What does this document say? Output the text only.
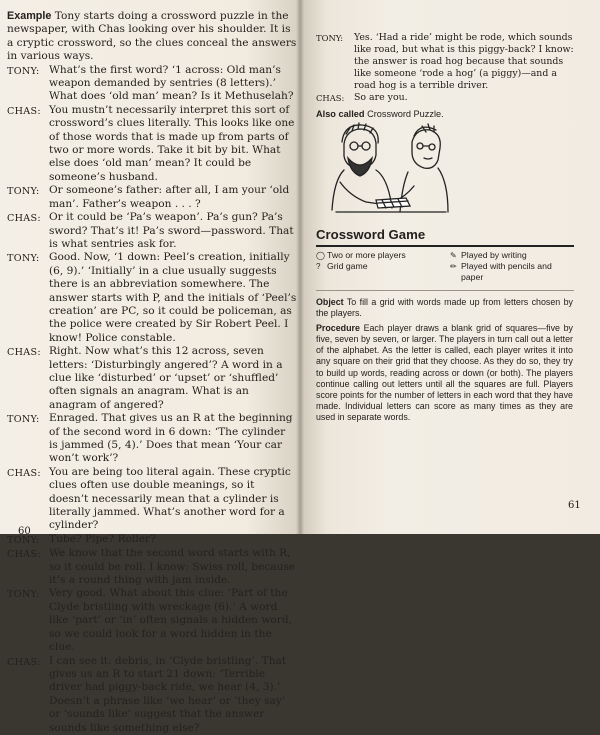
Example Tony starts doing a crossword puzzle in the newspaper, with Chas looking over his shoulder. It is a cryptic crossword, so the clues conceal the answers in various ways.

TONY: What’s the first word? ‘1 across: Old man’s weapon demanded by sentries (8 letters).’ What does ‘old man’ mean? Is it Methuselah?
CHAS: You mustn’t necessarily interpret this sort of crossword’s clues literally. This looks like one of those words that is made up from parts of two or more words. Take it bit by bit. What else does ‘old man’ mean? It could be someone’s husband.
TONY: Or someone’s father: after all, I am your ‘old man’. Father’s weapon . . . ?
CHAS: Or it could be ‘Pa’s weapon’. Pa’s gun? Pa’s sword? That’s it! Pa’s sword—password. That is what sentries ask for.
TONY: Good. Now, ‘1 down: Peel’s creation, initially (6, 9).’ ‘Initially’ in a clue usually suggests there is an abbreviation somewhere. The answer starts with P, and the initials of ‘Peel’s creation’ are PC, so it could be policeman, as the police were created by Sir Robert Peel. I know! Police constable.
CHAS: Right. Now what’s this 12 across, seven letters: ‘Disturbingly angered’? A word in a clue like ‘disturbed’ or ‘upset’ or ‘shuffled’ often signals an anagram. What is an anagram of angered?
TONY: Enraged. That gives us an R at the beginning of the second word in 6 down: ‘The cylinder is jammed (5, 4).’ Does that mean ‘Your car won’t work’?
CHAS: You are being too literal again. These cryptic clues often use double meanings, so it doesn’t necessarily mean that a cylinder is literally jammed. What’s another word for a cylinder?
TONY: Tube? Pipe? Roller?
CHAS: We know that the second word starts with R, so it could be roll. I know: Swiss roll, because it’s a round thing with jam inside.
TONY: Very good. What about this clue: ‘Part of the Clyde bristling with wreckage (6).’ A word like ‘part’ or ‘in’ often signals a hidden word, so we could look for a word hidden in the clue.
CHAS: I can see it: debris, in ‘Clyde bristling’. That gives us an R to start 21 down: ‘Terrible driver had piggy-back ride, we hear (4, 3).’ Doesn’t a phrase like ‘we hear’ or ‘they say’ or ‘sounds like’ suggest that the answer sounds like something else?
60
TONY:	Yes. ‘Had a ride’ might be rode, which sounds like road, but what is this piggy-back? I know: the answer is road hog because that sounds like someone ‘rode a hog’ (a piggy)—and a road hog is a terrible driver.
CHAS:	So are you.
Also called Crossword Puzzle.
Crossword Game
◯ Two or more players
? Grid game
✎ Played by writing
✏ Played with pencils and paper

Object To fill a grid with words made up from letters chosen by the players.

Procedure Each player draws a blank grid of squares—five by five, seven by seven, or larger. The players in turn call out a letter of the alphabet. As the letter is called, each player writes it into any square on their grid that they choose. As they do so, they try to build up words, reading across or down (or both). The players continue calling out letters until all the squares are full. Players score points for the number of letters in each word that they have made. Individual letters can score as many times as they are used in separate words.

61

──────────

Exercise task: Copy every line that includes the string "often" from the material above.

Response to this exercise:
CHAS: Right. Now what’s this 12 across, seven letters: ‘Disturbingly angered’? A word in a clue like ‘disturbed’ or ‘upset’ or ‘shuffled’ often signals an anagram. What is an anagram of angered?
CHAS: You are being too literal again. These cryptic clues often use double meanings, so it doesn’t necessarily mean that a cylinder is literally jammed. What’s another word for a cylinder?
TONY: Very good. What about this clue: ‘Part of the Clyde bristling with wreckage (6).’ A word like ‘part’ or ‘in’ often signals a hidden word, so we could look for a word hidden in the clue.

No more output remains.